Copy the data word for word, starting at its first line and going through the line containing "x-tick-label: 1.6 [680,634,711,660]", with that line included. Do not include the pictures in what you write.

(Bounding box entries)
▶

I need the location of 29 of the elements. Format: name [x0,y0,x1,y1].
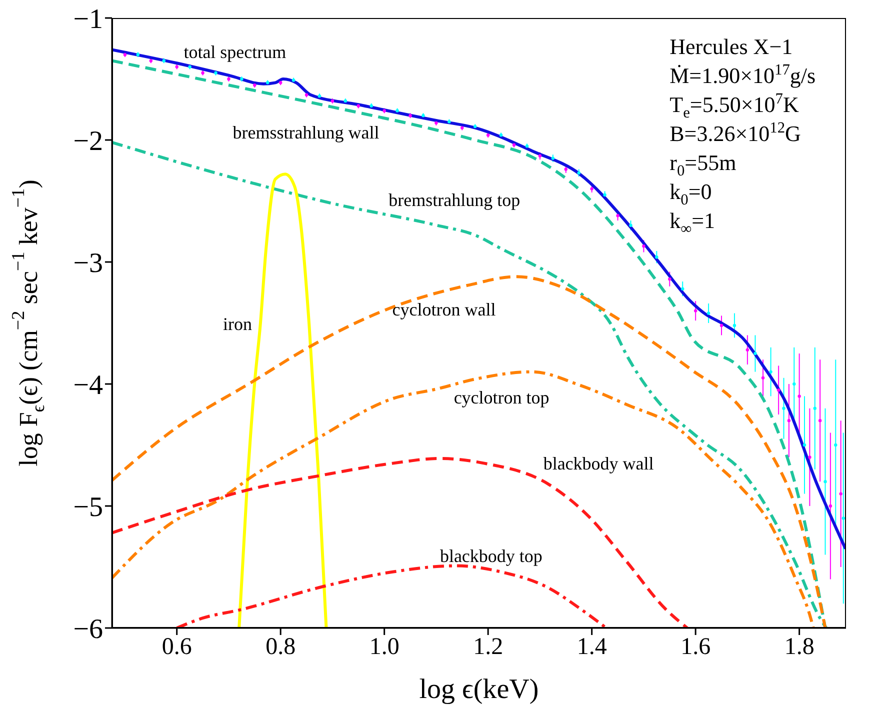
series-label: cyclotron top [454,387,550,408]
x-tick-label: 0.8 [266,634,296,660]
x-tick-label: 1.0 [369,634,400,660]
y-tick-label: −1 [73,4,103,35]
annotation: T$_{e}$=5.50×10$^{7}$K [670,90,800,122]
series-label: bremsstrahlung wall [232,122,380,143]
y-tick-label: −5 [73,492,103,523]
y-tick-label: −6 [73,614,103,645]
x-tick-label: 1.6 [680,634,711,660]
y-tick-label: −3 [73,248,103,279]
annotation: r$_{0}$=55m [670,149,738,180]
x-tick-label: 1.8 [784,634,814,660]
x-tick-label: 1.4 [576,634,607,660]
annotation: k$_{∞}$=1 [670,207,716,238]
x-tick-label: 0.6 [162,634,192,660]
series-label: total spectrum [184,42,286,62]
series-label: blackbody wall [543,453,654,474]
series-label: iron [223,314,252,334]
x-tick-label: 1.2 [473,634,504,660]
annotation: B=3.26×10$^{12}$G [670,119,802,148]
annotation: Ṁ=1.90×10$^{17}$g/s [670,61,816,90]
annotation: k$_{0}$=0 [670,178,713,208]
x-axis-title: log ϵ(keV) [419,674,539,705]
y-tick-label: −2 [73,126,103,157]
y-tick-label: −4 [73,370,103,401]
annotation: Hercules X−1 [670,33,794,61]
series-label: blackbody top [440,546,542,566]
series-label: cyclotron wall [392,300,496,320]
series-label: bremstrahlung top [388,190,520,210]
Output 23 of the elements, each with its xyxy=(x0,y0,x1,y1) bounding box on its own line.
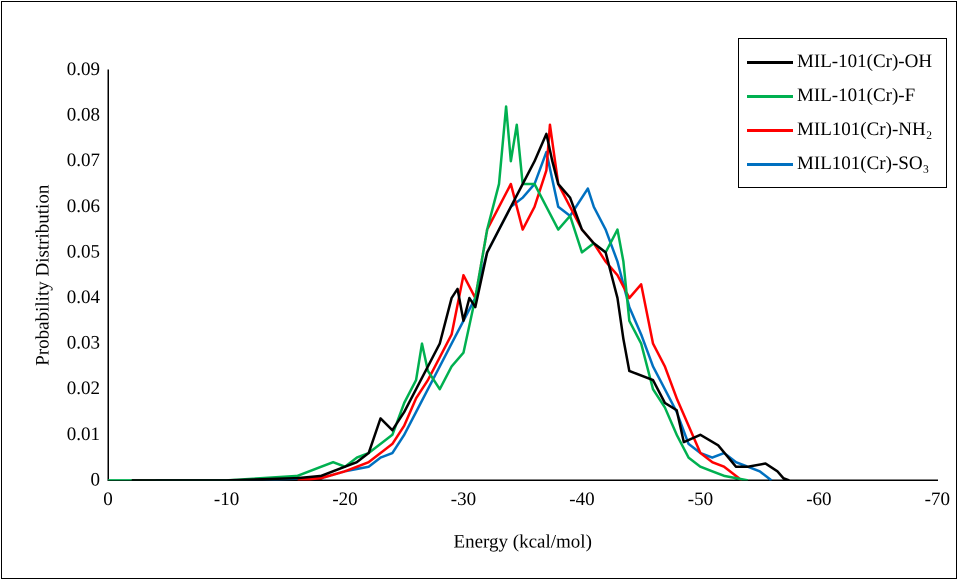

◀

■ PROBLEM SOLUTION ■
I need the location of 29 of the elements. Format: name [x0,y0,x1,y1].
series-label: cyclotron top [454,387,550,408]
x-tick-label: 0.8 [266,634,296,660]
x-tick-label: 1.0 [369,634,400,660]
y-tick-label: −1 [73,4,103,35]
annotation: T$_{e}$=5.50×10$^{7}$K [670,90,800,122]
series-label: bremsstrahlung wall [232,122,380,143]
y-tick-label: −5 [73,492,103,523]
y-tick-label: −6 [73,614,103,645]
x-tick-label: 1.6 [680,634,711,660]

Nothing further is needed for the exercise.